A block of data:
--- start ---

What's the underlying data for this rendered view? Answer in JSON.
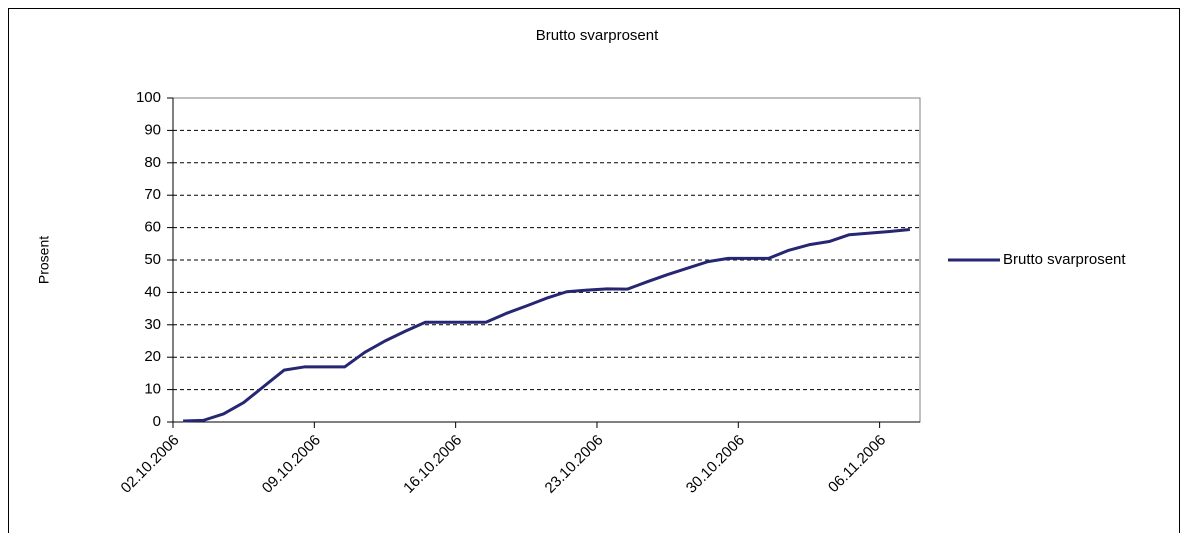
{
  "chart_data": {
    "type": "line",
    "title": "Brutto svarprosent",
    "y_label": "Prosent",
    "categories": [
      "02.10.2006",
      null,
      null,
      null,
      null,
      null,
      null,
      "09.10.2006",
      null,
      null,
      null,
      null,
      null,
      null,
      "16.10.2006",
      null,
      null,
      null,
      null,
      null,
      null,
      "23.10.2006",
      null,
      null,
      null,
      null,
      null,
      null,
      "30.10.2006",
      null,
      null,
      null,
      null,
      null,
      null,
      "06.11.2006",
      null
    ],
    "series": [
      {
        "name": "Brutto svarprosent",
        "color": "#262673",
        "values": [
          0.3,
          0.5,
          2.5,
          6,
          11,
          16,
          17,
          17,
          17,
          21.5,
          25,
          28,
          30.8,
          30.8,
          30.8,
          30.8,
          33.5,
          35.8,
          38.2,
          40.2,
          40.7,
          41.1,
          41,
          43.3,
          45.5,
          47.5,
          49.5,
          50.5,
          50.5,
          50.5,
          53,
          54.7,
          55.7,
          57.8,
          58.3,
          58.8,
          59.4
        ]
      }
    ],
    "ylim": [
      0,
      100
    ],
    "yticks": [
      0,
      10,
      20,
      30,
      40,
      50,
      60,
      70,
      80,
      90,
      100
    ],
    "grid": true,
    "legend": "right"
  }
}
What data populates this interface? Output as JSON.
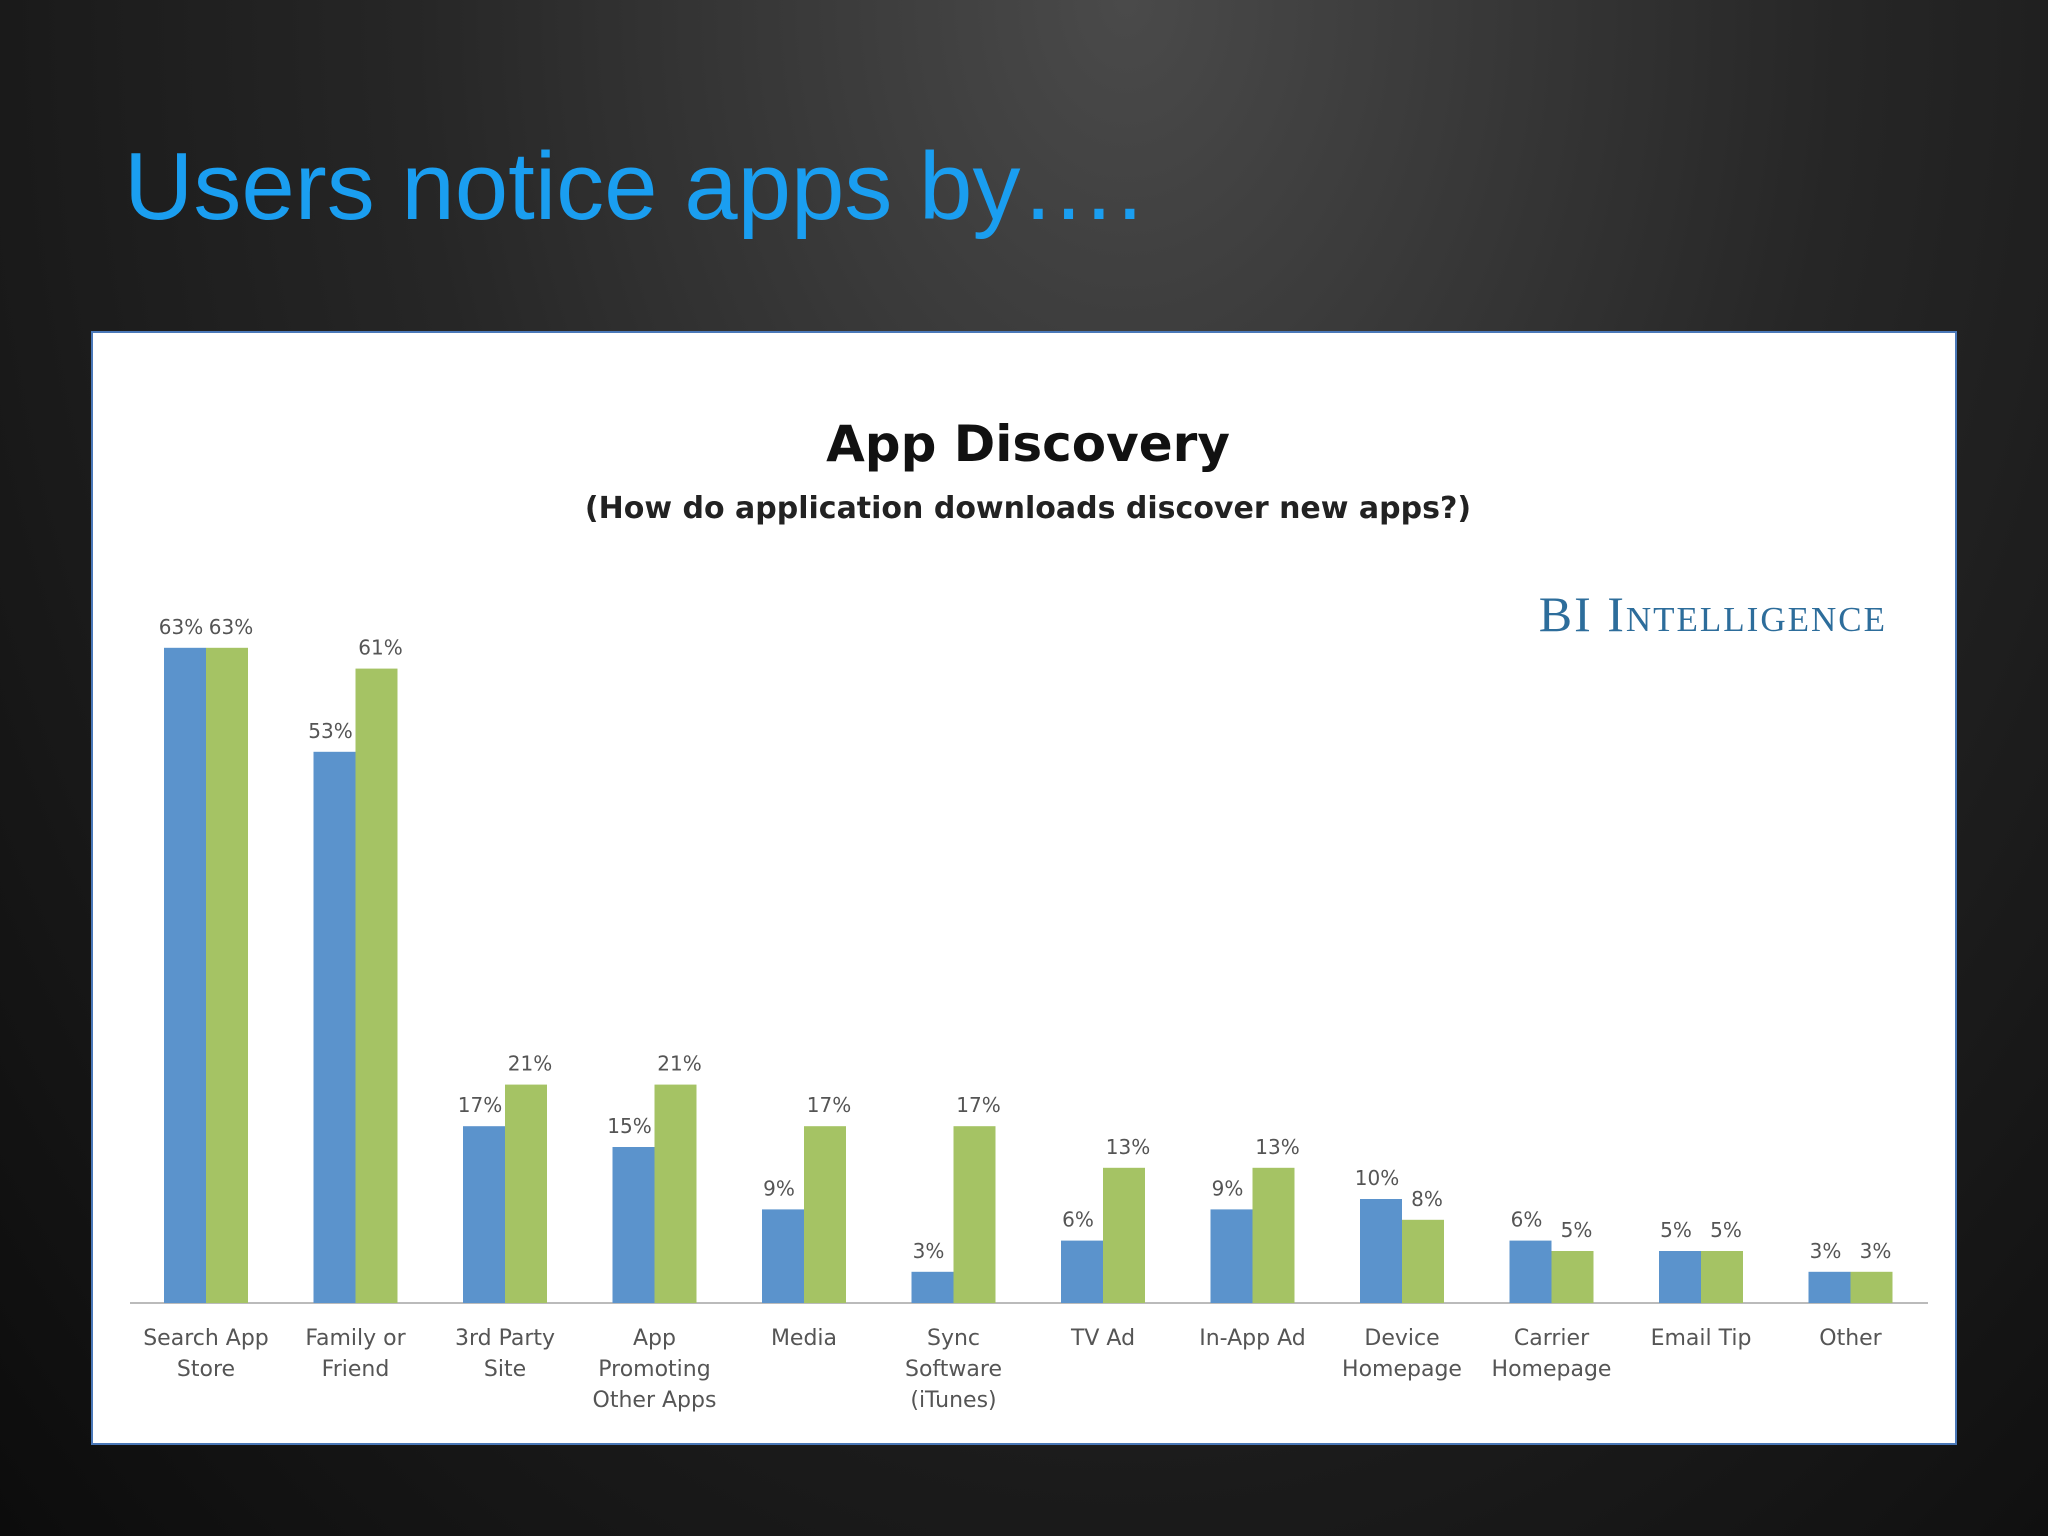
{
  "slide_title": "Users notice apps by….",
  "chart_data": {
    "type": "bar",
    "title": "App Discovery",
    "subtitle": "(How do application downloads discover new apps?)",
    "annotation": "BI Intelligence",
    "categories": [
      "Search App Store",
      "Family or Friend",
      "3rd Party Site",
      "App Promoting Other Apps",
      "Media",
      "Sync Software (iTunes)",
      "TV Ad",
      "In-App Ad",
      "Device Homepage",
      "Carrier Homepage",
      "Email Tip",
      "Other"
    ],
    "series": [
      {
        "color": "#5b93cc",
        "values": [
          63,
          53,
          17,
          15,
          9,
          3,
          6,
          9,
          10,
          6,
          5,
          3
        ],
        "value_labels": [
          "63%",
          "53%",
          "17%",
          "15%",
          "9%",
          "3%",
          "6%",
          "9%",
          "10%",
          "6%",
          "5%",
          "3%"
        ]
      },
      {
        "color": "#a5c364",
        "values": [
          63,
          61,
          21,
          21,
          17,
          17,
          13,
          13,
          8,
          5,
          5,
          3
        ],
        "value_labels": [
          "63%",
          "61%",
          "21%",
          "21%",
          "17%",
          "17%",
          "13%",
          "13%",
          "8%",
          "5%",
          "5%",
          "3%"
        ]
      }
    ]
  }
}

--- end ---

> **DESCRIPTION OF THE TASK**: Leave the pictures out and print the records above exactly as they stand.

> **FULL OUTPUT**:
What's the underlying data for this rendered view? Answer in JSON.
{
  "chart_data": {
    "type": "line",
    "title": "Brutto svarprosent",
    "y_label": "Prosent",
    "categories": [
      "02.10.2006",
      null,
      null,
      null,
      null,
      null,
      null,
      "09.10.2006",
      null,
      null,
      null,
      null,
      null,
      null,
      "16.10.2006",
      null,
      null,
      null,
      null,
      null,
      null,
      "23.10.2006",
      null,
      null,
      null,
      null,
      null,
      null,
      "30.10.2006",
      null,
      null,
      null,
      null,
      null,
      null,
      "06.11.2006",
      null
    ],
    "series": [
      {
        "name": "Brutto svarprosent",
        "color": "#262673",
        "values": [
          0.3,
          0.5,
          2.5,
          6,
          11,
          16,
          17,
          17,
          17,
          21.5,
          25,
          28,
          30.8,
          30.8,
          30.8,
          30.8,
          33.5,
          35.8,
          38.2,
          40.2,
          40.7,
          41.1,
          41,
          43.3,
          45.5,
          47.5,
          49.5,
          50.5,
          50.5,
          50.5,
          53,
          54.7,
          55.7,
          57.8,
          58.3,
          58.8,
          59.4
        ]
      }
    ],
    "ylim": [
      0,
      100
    ],
    "yticks": [
      0,
      10,
      20,
      30,
      40,
      50,
      60,
      70,
      80,
      90,
      100
    ],
    "grid": true,
    "legend": "right"
  }
}
What data populates this interface? Output as JSON.
{
  "slide_title": "Users notice apps by….",
  "chart_data": {
    "type": "bar",
    "title": "App Discovery",
    "subtitle": "(How do application downloads discover new apps?)",
    "annotation": "BI Intelligence",
    "categories": [
      "Search App Store",
      "Family or Friend",
      "3rd Party Site",
      "App Promoting Other Apps",
      "Media",
      "Sync Software (iTunes)",
      "TV Ad",
      "In-App Ad",
      "Device Homepage",
      "Carrier Homepage",
      "Email Tip",
      "Other"
    ],
    "series": [
      {
        "color": "#5b93cc",
        "values": [
          63,
          53,
          17,
          15,
          9,
          3,
          6,
          9,
          10,
          6,
          5,
          3
        ],
        "value_labels": [
          "63%",
          "53%",
          "17%",
          "15%",
          "9%",
          "3%",
          "6%",
          "9%",
          "10%",
          "6%",
          "5%",
          "3%"
        ]
      },
      {
        "color": "#a5c364",
        "values": [
          63,
          61,
          21,
          21,
          17,
          17,
          13,
          13,
          8,
          5,
          5,
          3
        ],
        "value_labels": [
          "63%",
          "61%",
          "21%",
          "21%",
          "17%",
          "17%",
          "13%",
          "13%",
          "8%",
          "5%",
          "5%",
          "3%"
        ]
      }
    ]
  }
}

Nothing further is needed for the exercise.